> [Quoted passage]:
+++

WASHINGTON, D.C.--Experts from a variety of scientific fields gathered at AAAS headquarters yesterday to discuss some of the most pressing unanswered questions in science. As part of the 125th anniversary of Science, published by AAAS, four symposia addressed everything from the nature of the universe to the meaning of consciousness.
In the first session, "The Nature of the Cosmos," Vera Rubin, an astrophysicist at the Carnegie Institution of Washington, D.C., got things rolling with a whopper: "What is the universe made of?" In the 1970s, Rubin's measurements of rotating galaxies stunned physicists and forced them to conclude that the universe contains about 10 times as much mass as astronomers can see. Today, scientists still don't know what that "dark matter" is. Another major stumper was posed by S. James Gates, a string theorist at the University of Maryland, College Park. He wondered how scientists would fit all the forces of nature into a single mathematical framework. Answers may come from observatories being built to detect gravitational waves. And information theorist Neil Gershenfeld of Massachusetts Institute of Technology in Cambridge asked about the limits of conventional computing. "The interesting question," he said, "is not how physics limits computing, but how computing limits physics." Not only can computers transform research in still-unimagined ways, Gershenfeld predicted, but their powers of "digital fabrication" can help draw ordinary people around the world into the scientific process.

+++

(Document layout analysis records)
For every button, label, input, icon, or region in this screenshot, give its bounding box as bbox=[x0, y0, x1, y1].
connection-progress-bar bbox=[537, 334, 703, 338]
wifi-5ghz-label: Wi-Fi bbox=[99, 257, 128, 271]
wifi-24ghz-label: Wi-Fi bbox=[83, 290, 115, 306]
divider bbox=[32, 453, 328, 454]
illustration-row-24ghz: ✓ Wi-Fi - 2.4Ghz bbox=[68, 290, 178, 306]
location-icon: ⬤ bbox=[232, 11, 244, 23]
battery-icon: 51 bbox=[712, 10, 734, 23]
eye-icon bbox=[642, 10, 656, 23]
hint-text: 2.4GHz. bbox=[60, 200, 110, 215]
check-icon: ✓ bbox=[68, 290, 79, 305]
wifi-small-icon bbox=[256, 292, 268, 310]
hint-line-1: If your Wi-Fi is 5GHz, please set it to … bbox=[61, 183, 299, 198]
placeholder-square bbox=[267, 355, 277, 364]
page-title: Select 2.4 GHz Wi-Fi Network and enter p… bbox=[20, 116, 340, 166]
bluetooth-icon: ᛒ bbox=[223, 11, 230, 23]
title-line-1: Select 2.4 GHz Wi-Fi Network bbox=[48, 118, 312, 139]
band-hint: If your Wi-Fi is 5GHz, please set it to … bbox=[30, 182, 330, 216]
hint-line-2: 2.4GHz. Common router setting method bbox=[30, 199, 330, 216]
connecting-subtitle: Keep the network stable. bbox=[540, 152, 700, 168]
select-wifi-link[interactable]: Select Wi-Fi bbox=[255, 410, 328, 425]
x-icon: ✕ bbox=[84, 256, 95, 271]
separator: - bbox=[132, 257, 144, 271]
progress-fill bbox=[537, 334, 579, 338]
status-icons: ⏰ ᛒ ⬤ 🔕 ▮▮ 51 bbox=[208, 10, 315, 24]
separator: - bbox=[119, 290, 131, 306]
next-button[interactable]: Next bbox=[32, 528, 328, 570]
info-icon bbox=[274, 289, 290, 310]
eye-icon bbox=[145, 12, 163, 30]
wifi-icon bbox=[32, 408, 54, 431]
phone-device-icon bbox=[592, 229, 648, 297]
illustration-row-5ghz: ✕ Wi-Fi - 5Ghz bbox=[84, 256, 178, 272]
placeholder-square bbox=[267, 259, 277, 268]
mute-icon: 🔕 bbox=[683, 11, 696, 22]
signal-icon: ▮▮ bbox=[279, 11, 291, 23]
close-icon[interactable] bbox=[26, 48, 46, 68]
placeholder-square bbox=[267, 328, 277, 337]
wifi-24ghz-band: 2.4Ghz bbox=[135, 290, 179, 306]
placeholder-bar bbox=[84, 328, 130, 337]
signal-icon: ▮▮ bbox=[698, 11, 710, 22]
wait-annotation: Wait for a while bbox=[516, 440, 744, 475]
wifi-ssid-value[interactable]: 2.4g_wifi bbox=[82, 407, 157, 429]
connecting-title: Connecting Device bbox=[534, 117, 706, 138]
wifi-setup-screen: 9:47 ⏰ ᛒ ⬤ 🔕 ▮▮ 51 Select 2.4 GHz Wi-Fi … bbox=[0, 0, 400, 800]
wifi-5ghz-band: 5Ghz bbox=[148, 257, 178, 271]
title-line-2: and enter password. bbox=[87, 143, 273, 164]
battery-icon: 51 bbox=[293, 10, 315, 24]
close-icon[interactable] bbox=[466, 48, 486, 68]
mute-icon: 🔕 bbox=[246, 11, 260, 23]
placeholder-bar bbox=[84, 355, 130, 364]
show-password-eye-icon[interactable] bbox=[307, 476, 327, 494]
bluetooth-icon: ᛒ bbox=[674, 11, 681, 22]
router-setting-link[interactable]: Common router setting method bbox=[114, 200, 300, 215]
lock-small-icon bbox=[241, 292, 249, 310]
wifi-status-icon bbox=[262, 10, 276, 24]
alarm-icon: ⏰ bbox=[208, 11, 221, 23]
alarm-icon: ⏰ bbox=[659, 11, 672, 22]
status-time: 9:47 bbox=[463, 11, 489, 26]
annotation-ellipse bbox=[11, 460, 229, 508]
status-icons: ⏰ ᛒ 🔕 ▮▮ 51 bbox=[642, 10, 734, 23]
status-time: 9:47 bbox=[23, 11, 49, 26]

+++

> [Exercises]:
1 - Transcribe the part of the report on the AAAS symposia starting with "WASHINGTON, D.C.--Experts from" and going on through "meaning of consciousness.".
2 - Using the report on the AAAS symposia, answer these:
(a) Which anniversary of Science were the symposia part of?
(b) At which university does S. James Gates work?
(c) How much mass did Rubin's measurements lead physicists to conclude the universe contains, compared with what astronomers can see?
You won't need the records for any of this.

> [Answers to the exercise]:
1 -
WASHINGTON, D.C.--Experts from a variety of scientific fields gathered at AAAS headquarters yesterday to discuss some of the most pressing unanswered questions in science. As part of the 125th anniversary of Science, published by AAAS, four symposia addressed everything from the nature of the universe to the meaning of consciousness.

2 -
(a) The 125th anniversary.
(b) The University of Maryland, College Park.
(c) About 10 times as much.